> _OBJECTIVE_:
Reading down the listing below, count the lines where the word "Mobility" shows up, then give only that count.

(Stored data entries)
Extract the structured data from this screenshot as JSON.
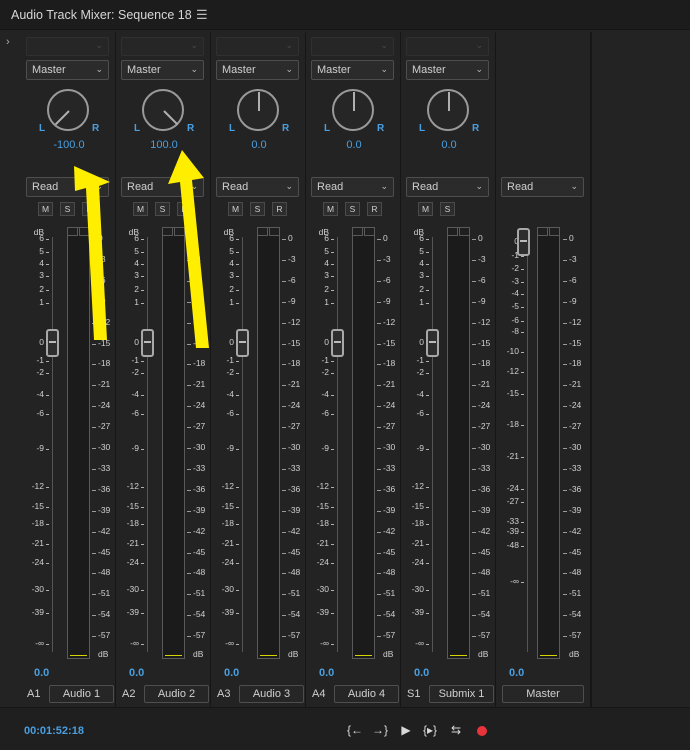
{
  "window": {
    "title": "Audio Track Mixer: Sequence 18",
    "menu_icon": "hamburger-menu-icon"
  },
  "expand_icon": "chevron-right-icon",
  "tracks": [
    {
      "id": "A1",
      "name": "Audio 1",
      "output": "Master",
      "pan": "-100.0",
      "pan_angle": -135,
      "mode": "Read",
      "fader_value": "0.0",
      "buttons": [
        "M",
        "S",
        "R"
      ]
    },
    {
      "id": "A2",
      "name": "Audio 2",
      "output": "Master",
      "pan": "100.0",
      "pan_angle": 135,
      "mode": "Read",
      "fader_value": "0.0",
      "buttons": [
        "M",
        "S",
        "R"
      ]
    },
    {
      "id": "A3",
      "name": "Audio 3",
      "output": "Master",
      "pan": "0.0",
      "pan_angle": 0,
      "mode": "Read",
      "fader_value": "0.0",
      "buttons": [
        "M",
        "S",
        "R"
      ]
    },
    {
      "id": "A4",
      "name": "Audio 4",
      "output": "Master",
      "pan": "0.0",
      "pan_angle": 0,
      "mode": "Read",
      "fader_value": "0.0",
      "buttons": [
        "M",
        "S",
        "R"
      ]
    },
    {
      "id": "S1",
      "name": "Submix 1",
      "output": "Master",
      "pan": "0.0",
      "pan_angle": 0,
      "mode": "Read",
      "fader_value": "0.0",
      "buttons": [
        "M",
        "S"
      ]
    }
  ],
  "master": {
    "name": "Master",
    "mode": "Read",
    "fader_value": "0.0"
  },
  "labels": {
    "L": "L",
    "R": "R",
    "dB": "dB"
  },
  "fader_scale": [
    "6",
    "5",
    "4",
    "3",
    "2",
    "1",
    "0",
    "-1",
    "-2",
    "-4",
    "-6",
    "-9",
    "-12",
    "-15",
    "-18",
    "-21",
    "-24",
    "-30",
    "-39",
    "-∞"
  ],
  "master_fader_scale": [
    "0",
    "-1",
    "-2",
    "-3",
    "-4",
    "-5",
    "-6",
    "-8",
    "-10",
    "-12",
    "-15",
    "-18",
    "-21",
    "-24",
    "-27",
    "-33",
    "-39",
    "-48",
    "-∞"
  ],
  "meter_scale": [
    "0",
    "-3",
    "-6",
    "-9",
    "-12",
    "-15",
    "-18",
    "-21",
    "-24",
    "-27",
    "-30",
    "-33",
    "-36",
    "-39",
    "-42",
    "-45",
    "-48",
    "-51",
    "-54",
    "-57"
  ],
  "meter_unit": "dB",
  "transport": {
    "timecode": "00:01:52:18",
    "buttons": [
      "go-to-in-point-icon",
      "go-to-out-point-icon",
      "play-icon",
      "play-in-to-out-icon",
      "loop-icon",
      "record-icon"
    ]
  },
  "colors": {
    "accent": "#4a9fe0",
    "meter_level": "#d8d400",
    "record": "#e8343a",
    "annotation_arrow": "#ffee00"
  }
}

---

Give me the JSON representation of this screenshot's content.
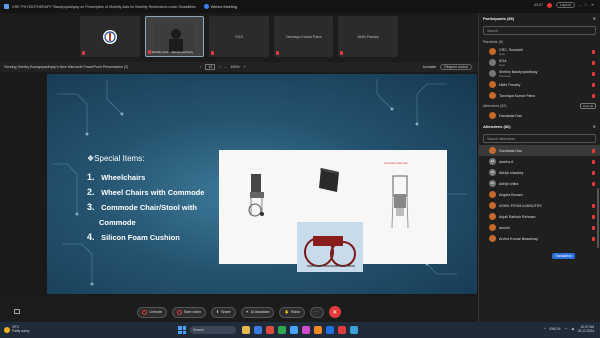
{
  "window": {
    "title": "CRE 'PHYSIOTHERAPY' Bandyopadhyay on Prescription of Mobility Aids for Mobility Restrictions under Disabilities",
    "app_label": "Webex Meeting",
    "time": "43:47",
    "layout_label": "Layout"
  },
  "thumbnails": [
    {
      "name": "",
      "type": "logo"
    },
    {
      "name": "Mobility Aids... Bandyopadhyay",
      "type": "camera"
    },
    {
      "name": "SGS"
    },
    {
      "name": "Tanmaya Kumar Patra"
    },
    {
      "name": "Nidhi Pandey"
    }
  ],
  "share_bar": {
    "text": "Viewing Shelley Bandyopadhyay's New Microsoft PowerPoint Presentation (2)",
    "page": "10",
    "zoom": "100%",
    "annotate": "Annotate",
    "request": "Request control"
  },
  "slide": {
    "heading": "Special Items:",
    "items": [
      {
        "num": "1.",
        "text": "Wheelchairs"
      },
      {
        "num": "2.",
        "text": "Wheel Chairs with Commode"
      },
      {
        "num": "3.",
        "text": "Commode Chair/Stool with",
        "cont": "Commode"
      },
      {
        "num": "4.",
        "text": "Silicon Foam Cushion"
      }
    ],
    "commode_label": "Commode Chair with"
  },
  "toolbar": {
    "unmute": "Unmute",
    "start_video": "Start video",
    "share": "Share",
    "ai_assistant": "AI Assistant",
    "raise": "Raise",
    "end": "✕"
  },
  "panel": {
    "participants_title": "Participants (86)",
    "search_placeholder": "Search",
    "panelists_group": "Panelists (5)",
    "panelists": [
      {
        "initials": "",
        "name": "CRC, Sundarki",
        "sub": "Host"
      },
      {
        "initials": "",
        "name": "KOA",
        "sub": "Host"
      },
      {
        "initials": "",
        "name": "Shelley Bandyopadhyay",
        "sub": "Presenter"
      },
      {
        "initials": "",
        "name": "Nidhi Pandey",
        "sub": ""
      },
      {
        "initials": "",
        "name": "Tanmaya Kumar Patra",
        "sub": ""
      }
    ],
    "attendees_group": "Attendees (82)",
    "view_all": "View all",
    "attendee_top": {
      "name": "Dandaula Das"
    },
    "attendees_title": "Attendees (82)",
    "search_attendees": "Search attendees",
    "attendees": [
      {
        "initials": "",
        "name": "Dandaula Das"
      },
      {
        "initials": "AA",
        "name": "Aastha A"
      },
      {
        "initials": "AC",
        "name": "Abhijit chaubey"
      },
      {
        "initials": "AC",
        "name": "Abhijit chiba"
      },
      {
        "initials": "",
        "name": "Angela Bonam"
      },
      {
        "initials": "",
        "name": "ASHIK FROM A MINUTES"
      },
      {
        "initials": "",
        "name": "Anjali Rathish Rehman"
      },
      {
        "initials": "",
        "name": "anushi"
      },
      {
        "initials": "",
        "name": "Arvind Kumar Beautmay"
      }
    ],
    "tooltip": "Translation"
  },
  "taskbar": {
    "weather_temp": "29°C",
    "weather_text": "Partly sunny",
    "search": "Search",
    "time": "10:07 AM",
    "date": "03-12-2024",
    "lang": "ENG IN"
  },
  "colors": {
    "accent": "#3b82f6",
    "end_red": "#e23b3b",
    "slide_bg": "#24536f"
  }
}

> _WORKED ANSWER_:
2